##### Data shown #####

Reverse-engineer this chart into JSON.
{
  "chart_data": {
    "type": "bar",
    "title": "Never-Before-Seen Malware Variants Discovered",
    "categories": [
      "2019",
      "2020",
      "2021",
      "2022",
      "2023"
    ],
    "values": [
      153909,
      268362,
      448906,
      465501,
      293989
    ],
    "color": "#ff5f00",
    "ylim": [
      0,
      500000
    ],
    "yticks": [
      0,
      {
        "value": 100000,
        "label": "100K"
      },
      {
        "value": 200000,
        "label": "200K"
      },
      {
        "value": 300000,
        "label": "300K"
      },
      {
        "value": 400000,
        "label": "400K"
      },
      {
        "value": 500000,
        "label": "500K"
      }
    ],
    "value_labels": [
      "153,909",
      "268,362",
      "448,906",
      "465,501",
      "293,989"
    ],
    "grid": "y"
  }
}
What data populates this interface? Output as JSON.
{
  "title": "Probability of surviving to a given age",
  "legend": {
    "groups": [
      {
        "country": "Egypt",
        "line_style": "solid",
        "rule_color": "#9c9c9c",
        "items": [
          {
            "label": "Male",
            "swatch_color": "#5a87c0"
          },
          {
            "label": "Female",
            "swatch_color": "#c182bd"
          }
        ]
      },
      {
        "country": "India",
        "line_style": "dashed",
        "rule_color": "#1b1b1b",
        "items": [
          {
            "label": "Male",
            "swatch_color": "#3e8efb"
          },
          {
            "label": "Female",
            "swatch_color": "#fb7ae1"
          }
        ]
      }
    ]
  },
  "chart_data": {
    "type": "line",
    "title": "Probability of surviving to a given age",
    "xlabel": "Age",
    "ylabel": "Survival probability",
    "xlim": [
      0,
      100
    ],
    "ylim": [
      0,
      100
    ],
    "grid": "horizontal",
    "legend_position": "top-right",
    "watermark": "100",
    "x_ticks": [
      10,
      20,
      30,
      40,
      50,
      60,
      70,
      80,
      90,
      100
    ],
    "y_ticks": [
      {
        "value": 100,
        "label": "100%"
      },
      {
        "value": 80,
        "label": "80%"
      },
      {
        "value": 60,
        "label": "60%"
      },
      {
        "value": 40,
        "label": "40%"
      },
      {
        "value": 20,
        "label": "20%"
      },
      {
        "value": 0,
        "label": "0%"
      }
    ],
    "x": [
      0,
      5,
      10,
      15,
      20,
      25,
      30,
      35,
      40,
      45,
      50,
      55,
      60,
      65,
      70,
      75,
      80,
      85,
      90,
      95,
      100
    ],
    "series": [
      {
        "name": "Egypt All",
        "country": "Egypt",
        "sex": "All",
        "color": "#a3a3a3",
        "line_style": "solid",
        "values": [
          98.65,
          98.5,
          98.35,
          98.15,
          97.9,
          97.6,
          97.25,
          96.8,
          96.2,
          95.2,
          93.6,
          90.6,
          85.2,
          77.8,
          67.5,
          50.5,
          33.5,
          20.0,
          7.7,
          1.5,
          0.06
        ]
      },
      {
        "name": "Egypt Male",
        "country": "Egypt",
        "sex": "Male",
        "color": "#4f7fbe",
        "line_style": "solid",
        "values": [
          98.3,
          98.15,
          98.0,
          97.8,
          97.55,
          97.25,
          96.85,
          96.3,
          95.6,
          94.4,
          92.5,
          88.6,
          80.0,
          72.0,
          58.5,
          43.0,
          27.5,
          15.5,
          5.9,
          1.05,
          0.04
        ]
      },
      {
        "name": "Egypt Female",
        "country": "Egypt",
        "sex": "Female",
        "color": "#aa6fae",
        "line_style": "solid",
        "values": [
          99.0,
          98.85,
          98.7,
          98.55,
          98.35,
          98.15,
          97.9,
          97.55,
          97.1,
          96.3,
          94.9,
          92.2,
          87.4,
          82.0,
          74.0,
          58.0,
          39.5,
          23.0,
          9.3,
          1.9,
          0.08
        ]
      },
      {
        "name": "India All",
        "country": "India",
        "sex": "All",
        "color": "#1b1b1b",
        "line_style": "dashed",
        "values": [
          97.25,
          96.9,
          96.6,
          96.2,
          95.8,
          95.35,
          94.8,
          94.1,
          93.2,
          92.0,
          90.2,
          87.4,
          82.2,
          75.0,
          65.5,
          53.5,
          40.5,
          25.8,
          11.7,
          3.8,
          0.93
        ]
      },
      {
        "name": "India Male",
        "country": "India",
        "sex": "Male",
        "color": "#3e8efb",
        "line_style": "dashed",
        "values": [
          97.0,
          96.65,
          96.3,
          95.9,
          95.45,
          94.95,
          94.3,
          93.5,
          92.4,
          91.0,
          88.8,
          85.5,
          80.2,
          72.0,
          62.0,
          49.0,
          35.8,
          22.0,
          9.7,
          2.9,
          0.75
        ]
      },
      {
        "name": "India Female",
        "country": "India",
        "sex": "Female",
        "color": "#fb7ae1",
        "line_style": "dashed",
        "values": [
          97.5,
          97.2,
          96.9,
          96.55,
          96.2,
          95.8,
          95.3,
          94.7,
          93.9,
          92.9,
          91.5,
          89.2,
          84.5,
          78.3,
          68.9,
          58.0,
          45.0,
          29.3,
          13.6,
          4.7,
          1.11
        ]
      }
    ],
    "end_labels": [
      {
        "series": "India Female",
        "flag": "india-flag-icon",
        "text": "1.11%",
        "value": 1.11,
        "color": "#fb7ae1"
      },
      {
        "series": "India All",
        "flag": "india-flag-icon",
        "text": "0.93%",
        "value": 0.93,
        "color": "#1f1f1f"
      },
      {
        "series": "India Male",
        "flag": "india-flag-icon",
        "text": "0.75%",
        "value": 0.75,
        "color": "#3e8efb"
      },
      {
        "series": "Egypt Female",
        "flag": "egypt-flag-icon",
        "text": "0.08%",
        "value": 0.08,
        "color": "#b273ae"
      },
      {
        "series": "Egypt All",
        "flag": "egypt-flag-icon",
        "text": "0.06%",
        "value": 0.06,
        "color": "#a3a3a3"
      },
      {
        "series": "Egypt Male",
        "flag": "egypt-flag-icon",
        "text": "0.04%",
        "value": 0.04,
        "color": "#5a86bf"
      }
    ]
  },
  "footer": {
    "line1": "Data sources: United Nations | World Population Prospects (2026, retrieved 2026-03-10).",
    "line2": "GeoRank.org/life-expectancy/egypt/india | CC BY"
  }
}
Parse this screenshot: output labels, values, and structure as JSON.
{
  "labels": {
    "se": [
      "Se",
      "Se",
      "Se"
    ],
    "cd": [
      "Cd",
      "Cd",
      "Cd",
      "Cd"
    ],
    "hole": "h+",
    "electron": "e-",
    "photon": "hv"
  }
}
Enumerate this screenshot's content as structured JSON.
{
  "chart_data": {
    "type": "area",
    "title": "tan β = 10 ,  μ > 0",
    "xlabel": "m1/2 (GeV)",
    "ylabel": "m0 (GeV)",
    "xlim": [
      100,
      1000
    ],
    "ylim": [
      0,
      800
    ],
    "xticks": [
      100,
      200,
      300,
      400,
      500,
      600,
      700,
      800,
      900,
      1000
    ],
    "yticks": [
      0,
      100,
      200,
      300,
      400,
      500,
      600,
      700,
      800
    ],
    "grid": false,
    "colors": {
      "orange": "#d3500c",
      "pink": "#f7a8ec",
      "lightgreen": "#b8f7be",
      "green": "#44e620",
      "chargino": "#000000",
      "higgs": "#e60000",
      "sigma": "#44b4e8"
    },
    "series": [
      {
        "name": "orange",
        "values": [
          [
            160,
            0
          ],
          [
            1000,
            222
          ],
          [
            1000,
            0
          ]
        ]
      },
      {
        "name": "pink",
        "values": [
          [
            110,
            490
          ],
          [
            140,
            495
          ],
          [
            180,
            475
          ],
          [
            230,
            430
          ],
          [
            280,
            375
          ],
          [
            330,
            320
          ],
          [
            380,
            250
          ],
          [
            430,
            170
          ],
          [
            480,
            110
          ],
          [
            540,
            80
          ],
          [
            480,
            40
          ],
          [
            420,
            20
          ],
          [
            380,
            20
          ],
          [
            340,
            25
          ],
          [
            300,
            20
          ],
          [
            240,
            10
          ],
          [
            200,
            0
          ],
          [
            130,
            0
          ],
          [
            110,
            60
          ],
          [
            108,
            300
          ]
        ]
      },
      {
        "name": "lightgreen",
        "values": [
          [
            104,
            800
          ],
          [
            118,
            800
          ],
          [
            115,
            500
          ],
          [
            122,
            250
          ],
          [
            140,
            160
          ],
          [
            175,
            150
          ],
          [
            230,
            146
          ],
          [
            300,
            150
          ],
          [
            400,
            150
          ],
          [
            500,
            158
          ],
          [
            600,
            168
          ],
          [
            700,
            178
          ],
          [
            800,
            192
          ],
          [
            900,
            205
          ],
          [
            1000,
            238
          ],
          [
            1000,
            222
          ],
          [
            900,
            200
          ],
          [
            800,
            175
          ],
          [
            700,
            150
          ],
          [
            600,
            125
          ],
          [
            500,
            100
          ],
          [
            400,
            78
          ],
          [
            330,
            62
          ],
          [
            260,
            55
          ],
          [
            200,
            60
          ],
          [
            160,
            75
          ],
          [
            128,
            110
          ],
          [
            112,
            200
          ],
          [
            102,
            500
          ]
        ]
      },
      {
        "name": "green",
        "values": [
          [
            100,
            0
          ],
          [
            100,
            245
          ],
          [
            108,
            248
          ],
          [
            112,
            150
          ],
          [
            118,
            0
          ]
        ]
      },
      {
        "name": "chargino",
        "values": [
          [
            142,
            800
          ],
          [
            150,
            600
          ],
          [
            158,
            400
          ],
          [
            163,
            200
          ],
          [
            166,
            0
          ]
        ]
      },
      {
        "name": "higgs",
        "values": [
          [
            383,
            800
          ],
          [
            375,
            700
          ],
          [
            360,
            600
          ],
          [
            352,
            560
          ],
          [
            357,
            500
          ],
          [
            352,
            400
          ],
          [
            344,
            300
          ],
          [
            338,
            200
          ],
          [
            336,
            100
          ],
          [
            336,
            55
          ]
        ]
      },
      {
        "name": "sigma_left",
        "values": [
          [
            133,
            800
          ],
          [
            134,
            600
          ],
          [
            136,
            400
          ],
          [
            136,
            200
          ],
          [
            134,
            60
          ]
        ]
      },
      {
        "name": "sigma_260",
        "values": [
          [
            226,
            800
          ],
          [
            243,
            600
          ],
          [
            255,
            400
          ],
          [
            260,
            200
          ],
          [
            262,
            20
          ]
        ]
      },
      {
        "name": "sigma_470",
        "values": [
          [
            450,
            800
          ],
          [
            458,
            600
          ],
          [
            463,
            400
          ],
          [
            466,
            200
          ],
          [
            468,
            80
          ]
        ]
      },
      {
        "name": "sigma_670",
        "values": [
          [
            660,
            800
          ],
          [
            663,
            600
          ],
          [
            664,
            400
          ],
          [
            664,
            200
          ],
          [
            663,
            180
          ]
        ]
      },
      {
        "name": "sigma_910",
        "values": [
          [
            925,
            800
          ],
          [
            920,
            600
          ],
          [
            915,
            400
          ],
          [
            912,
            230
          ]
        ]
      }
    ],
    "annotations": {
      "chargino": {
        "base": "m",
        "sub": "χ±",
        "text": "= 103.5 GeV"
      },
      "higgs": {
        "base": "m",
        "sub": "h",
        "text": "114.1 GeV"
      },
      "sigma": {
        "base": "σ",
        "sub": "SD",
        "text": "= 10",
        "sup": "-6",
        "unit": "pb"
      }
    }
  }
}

#####

Task to complete: Of the lines above, how many hold the word "surviving"? Say the number alone.

Reply to the exercise: 2